___ Data entries

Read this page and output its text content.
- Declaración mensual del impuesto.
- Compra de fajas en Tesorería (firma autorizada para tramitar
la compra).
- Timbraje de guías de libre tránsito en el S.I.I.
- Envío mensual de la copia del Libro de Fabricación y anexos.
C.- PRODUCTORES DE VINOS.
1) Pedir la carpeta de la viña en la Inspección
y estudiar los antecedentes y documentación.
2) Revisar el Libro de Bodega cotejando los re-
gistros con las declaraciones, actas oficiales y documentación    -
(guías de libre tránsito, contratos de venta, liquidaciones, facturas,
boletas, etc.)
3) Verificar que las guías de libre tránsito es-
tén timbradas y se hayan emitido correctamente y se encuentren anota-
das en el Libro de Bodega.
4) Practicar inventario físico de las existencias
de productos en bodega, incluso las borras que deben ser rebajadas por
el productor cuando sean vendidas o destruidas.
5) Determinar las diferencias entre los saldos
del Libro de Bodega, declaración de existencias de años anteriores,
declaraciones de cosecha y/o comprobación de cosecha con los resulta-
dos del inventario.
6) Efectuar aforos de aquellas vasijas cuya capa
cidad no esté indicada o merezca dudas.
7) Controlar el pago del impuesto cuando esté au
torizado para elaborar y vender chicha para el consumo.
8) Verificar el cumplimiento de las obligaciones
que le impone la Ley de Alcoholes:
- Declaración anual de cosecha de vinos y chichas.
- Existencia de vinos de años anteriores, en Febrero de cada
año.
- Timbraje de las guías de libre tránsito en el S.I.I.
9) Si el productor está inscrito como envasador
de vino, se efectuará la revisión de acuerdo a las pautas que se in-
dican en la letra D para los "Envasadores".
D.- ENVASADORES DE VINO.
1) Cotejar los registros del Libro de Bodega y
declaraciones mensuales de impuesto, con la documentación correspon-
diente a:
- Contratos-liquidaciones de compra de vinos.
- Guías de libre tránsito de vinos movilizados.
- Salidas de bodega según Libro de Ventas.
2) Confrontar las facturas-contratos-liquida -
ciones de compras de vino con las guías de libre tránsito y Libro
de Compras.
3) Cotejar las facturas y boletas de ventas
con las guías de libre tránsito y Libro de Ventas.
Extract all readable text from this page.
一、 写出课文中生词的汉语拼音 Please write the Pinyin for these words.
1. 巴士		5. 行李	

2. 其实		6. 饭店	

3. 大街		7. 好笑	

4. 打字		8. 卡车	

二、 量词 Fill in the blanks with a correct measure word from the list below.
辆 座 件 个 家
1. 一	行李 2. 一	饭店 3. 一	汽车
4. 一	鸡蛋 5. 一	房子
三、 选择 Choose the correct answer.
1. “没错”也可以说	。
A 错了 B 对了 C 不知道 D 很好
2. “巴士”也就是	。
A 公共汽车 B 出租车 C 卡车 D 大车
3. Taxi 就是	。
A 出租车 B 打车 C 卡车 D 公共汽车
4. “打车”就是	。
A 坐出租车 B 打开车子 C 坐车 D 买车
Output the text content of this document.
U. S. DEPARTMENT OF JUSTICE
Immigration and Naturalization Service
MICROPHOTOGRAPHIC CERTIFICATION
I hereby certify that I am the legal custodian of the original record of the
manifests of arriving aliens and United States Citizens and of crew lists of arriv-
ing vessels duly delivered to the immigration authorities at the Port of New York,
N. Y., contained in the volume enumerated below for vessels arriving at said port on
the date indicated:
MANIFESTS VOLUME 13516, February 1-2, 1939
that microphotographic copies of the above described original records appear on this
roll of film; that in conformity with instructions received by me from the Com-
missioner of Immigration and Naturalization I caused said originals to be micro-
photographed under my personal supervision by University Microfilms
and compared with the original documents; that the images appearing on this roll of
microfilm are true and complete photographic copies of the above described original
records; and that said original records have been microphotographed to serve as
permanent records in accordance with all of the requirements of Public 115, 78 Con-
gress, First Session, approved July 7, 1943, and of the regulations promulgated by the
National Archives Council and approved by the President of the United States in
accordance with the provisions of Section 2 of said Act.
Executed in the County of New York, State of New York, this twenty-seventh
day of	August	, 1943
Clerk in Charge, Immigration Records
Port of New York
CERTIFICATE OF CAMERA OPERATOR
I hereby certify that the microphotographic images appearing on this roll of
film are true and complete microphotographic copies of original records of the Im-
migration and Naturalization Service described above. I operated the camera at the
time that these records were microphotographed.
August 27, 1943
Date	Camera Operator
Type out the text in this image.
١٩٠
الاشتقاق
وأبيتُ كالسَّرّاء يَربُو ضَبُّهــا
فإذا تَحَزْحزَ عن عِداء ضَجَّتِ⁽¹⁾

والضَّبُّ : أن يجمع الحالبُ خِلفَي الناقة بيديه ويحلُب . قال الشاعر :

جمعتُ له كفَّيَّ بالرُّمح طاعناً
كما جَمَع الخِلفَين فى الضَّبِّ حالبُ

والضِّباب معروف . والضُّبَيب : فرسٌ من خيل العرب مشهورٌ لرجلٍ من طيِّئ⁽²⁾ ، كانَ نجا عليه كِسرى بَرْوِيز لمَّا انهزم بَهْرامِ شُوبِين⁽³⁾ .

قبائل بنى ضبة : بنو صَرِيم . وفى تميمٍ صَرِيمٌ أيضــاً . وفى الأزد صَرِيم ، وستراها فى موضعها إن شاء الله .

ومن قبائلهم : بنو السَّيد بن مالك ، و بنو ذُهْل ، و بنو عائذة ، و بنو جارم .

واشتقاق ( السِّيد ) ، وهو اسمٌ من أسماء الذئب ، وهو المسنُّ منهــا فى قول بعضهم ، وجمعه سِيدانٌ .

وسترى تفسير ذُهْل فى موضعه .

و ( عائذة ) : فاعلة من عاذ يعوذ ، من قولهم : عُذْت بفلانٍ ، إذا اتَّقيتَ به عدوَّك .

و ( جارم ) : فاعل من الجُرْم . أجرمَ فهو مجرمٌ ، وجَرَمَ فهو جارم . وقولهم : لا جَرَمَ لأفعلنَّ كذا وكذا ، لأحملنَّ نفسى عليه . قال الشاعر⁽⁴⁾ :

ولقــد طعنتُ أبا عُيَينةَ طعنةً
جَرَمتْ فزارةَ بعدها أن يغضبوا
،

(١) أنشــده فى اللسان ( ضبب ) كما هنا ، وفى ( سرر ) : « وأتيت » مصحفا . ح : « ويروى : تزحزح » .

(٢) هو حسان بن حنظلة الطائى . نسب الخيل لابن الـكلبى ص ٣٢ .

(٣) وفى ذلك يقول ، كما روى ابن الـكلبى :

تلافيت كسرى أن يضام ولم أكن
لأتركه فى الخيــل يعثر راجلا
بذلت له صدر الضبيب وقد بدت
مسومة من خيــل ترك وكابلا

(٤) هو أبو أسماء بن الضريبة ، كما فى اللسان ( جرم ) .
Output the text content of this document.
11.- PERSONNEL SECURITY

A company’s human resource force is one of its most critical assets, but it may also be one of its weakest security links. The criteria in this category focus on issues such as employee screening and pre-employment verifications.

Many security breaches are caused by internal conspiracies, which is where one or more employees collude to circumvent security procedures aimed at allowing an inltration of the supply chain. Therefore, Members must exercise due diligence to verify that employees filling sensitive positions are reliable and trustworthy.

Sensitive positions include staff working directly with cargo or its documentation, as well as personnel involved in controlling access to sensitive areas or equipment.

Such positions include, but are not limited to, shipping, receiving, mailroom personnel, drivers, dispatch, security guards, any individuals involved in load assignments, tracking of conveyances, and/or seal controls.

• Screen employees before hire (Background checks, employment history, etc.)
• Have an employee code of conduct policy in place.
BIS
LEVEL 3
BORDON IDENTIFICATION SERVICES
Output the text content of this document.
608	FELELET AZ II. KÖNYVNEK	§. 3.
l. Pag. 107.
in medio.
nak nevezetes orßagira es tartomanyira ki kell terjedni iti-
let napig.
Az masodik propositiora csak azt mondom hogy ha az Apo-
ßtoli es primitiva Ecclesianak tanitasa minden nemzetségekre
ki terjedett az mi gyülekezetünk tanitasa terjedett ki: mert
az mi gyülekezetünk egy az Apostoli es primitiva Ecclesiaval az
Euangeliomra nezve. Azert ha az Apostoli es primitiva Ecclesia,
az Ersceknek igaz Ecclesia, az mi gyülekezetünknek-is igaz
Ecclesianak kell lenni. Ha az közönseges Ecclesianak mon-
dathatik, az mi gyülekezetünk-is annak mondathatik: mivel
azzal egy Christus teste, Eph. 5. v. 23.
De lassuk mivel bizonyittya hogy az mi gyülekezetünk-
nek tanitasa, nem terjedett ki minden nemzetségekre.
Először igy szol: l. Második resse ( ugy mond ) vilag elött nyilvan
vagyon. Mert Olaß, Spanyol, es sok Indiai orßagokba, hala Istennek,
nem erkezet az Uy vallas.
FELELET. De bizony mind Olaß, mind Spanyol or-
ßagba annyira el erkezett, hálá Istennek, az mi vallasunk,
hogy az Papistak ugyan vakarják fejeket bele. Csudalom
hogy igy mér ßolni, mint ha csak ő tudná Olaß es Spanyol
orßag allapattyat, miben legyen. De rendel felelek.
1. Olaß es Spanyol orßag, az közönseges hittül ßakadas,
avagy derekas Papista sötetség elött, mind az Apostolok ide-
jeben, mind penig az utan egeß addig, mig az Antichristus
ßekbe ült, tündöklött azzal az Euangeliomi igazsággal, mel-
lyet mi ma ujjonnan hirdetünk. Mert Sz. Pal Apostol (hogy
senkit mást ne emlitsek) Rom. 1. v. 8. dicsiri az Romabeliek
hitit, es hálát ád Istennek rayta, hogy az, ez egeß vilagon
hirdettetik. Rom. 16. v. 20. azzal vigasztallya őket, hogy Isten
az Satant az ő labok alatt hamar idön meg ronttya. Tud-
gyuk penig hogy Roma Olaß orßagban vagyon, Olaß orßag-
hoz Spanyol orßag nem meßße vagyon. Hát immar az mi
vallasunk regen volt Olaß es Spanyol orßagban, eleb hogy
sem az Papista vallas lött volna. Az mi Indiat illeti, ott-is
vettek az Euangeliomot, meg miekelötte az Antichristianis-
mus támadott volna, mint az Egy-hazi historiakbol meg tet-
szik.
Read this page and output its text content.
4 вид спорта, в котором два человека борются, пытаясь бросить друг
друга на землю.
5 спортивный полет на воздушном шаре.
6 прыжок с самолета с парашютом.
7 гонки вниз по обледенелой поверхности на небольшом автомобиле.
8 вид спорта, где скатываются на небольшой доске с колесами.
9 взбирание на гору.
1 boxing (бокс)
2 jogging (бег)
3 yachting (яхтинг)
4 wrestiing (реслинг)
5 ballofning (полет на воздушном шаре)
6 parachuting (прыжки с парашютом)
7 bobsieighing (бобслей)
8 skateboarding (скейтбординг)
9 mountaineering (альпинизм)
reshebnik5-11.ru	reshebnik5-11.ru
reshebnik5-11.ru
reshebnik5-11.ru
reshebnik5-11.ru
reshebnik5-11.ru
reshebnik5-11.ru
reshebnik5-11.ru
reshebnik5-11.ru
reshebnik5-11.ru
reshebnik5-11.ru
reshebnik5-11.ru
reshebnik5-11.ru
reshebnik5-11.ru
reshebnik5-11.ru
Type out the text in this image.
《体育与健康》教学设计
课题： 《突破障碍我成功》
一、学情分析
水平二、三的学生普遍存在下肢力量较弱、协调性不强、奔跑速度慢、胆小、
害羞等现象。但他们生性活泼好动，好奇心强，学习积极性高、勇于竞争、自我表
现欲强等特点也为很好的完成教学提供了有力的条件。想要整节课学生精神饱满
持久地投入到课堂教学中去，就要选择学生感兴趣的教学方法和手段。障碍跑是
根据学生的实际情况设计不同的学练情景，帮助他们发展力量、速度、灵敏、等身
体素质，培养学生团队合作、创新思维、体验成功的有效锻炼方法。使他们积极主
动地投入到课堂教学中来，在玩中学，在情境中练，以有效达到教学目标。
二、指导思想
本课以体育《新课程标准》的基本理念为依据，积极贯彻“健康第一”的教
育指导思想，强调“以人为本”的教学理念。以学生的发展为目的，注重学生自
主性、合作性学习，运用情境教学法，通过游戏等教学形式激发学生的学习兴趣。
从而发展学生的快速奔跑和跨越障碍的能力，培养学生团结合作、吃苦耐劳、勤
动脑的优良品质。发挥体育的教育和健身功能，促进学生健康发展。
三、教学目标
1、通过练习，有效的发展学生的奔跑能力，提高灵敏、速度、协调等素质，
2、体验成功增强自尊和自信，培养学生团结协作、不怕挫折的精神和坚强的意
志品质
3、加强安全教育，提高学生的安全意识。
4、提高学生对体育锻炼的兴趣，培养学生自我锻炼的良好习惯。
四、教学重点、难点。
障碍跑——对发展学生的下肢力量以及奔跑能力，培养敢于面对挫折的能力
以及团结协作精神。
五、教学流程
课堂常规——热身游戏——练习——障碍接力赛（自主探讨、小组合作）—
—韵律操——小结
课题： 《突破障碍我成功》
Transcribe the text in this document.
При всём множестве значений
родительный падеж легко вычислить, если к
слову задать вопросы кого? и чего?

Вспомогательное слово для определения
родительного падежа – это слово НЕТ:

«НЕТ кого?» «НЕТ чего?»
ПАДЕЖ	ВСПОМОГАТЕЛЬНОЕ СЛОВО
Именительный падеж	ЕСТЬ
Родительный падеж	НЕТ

______

__Exercise instructions__. Copy each line of the listing that contains the string "Spanyol".

__Result__.
vagyon. Mert Olaß, Spanyol, es sok Indiai orßagokba, hala Istennek,
FELELET. De bizony mind Olaß, mind Spanyol or-
hogy igy mér ßolni, mint ha csak ő tudná Olaß es Spanyol
1. Olaß es Spanyol orßag, az közönseges hittül ßakadas,
hoz Spanyol orßag nem meßße vagyon. Hát immar az mi
vallasunk regen volt Olaß es Spanyol orßagban, eleb hogy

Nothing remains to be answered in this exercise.